DATA FOR THIS EXERCISE —

____

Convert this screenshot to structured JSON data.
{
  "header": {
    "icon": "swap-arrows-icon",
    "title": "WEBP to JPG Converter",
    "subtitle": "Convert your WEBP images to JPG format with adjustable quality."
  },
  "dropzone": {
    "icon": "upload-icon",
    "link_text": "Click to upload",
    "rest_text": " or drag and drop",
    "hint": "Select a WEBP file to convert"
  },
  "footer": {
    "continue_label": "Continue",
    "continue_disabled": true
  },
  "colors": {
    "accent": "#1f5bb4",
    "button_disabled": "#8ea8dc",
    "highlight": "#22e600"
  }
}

____

WORK TO COMPLETE — Take the entries and copy them out exactly.

THE REPLY —
Convert this screenshot to structured JSON data.
{
  "header": {
    "icon": "swap-arrows-icon",
    "title": "WEBP to JPG Converter",
    "subtitle": "Convert your WEBP images to JPG format with adjustable quality."
  },
  "dropzone": {
    "icon": "upload-icon",
    "link_text": "Click to upload",
    "rest_text": " or drag and drop",
    "hint": "Select a WEBP file to convert"
  },
  "footer": {
    "continue_label": "Continue",
    "continue_disabled": true
  },
  "colors": {
    "accent": "#1f5bb4",
    "button_disabled": "#8ea8dc",
    "highlight": "#22e600"
  }
}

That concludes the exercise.